* BEGIN *

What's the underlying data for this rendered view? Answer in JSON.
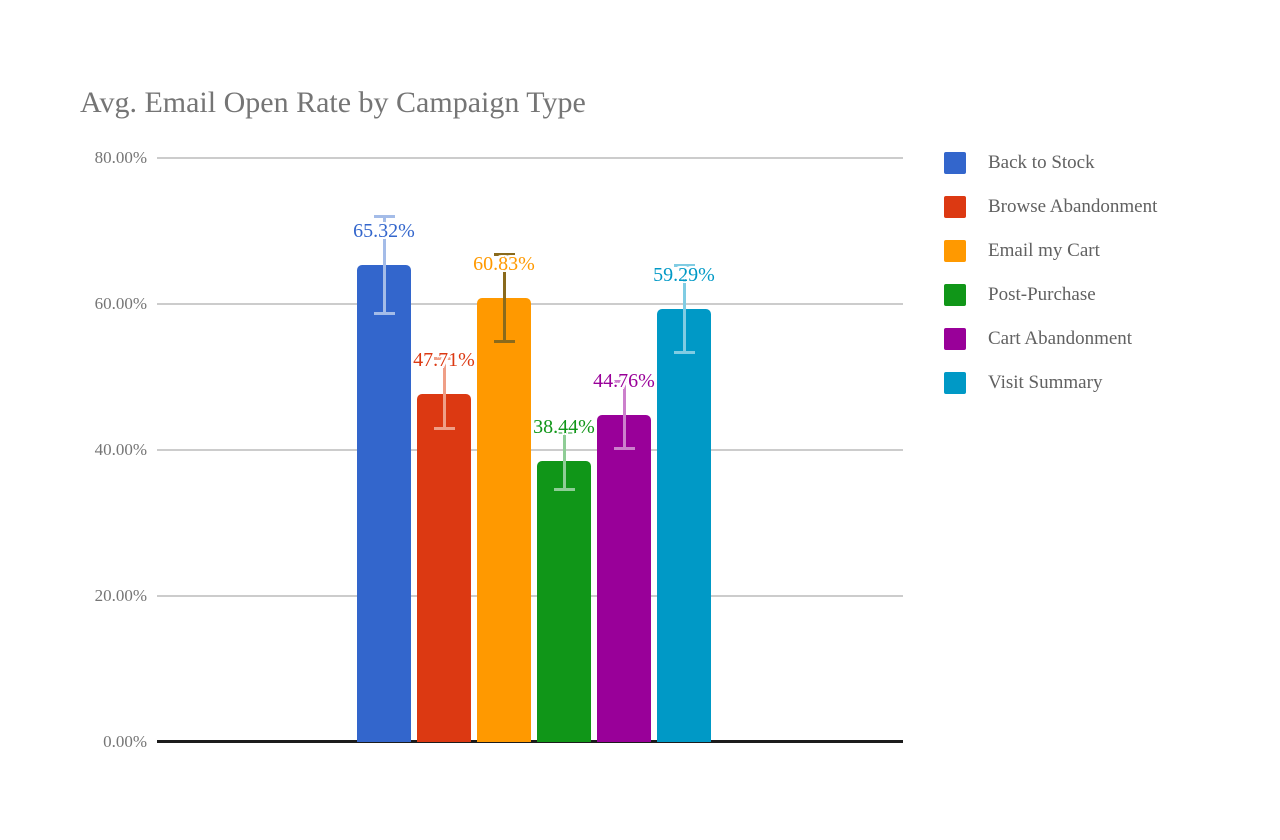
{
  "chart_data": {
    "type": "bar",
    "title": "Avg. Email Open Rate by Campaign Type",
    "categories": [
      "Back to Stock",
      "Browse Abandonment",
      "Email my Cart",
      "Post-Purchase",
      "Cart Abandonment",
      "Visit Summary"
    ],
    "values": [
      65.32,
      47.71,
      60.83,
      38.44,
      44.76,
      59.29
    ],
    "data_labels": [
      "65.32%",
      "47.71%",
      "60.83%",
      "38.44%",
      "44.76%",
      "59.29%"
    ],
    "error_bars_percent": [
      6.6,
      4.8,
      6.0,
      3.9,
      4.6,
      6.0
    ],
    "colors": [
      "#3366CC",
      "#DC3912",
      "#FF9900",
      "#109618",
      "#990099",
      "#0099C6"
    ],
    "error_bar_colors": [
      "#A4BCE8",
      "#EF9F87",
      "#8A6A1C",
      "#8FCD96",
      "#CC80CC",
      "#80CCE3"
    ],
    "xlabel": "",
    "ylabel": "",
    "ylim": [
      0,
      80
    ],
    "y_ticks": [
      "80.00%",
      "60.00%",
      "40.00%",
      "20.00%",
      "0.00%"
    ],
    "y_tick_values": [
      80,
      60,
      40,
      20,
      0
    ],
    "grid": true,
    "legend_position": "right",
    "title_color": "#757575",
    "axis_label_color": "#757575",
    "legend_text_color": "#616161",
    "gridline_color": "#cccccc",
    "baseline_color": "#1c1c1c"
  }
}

* END *

WHAT THE EXERCISE ASKS: Return all the entries word for word, but omit any pictures they contain.

WRITTEN RESPONSE:
What's the underlying data for this rendered view? Answer in JSON.
{
  "chart_data": {
    "type": "bar",
    "title": "Avg. Email Open Rate by Campaign Type",
    "categories": [
      "Back to Stock",
      "Browse Abandonment",
      "Email my Cart",
      "Post-Purchase",
      "Cart Abandonment",
      "Visit Summary"
    ],
    "values": [
      65.32,
      47.71,
      60.83,
      38.44,
      44.76,
      59.29
    ],
    "data_labels": [
      "65.32%",
      "47.71%",
      "60.83%",
      "38.44%",
      "44.76%",
      "59.29%"
    ],
    "error_bars_percent": [
      6.6,
      4.8,
      6.0,
      3.9,
      4.6,
      6.0
    ],
    "colors": [
      "#3366CC",
      "#DC3912",
      "#FF9900",
      "#109618",
      "#990099",
      "#0099C6"
    ],
    "error_bar_colors": [
      "#A4BCE8",
      "#EF9F87",
      "#8A6A1C",
      "#8FCD96",
      "#CC80CC",
      "#80CCE3"
    ],
    "xlabel": "",
    "ylabel": "",
    "ylim": [
      0,
      80
    ],
    "y_ticks": [
      "80.00%",
      "60.00%",
      "40.00%",
      "20.00%",
      "0.00%"
    ],
    "y_tick_values": [
      80,
      60,
      40,
      20,
      0
    ],
    "grid": true,
    "legend_position": "right",
    "title_color": "#757575",
    "axis_label_color": "#757575",
    "legend_text_color": "#616161",
    "gridline_color": "#cccccc",
    "baseline_color": "#1c1c1c"
  }
}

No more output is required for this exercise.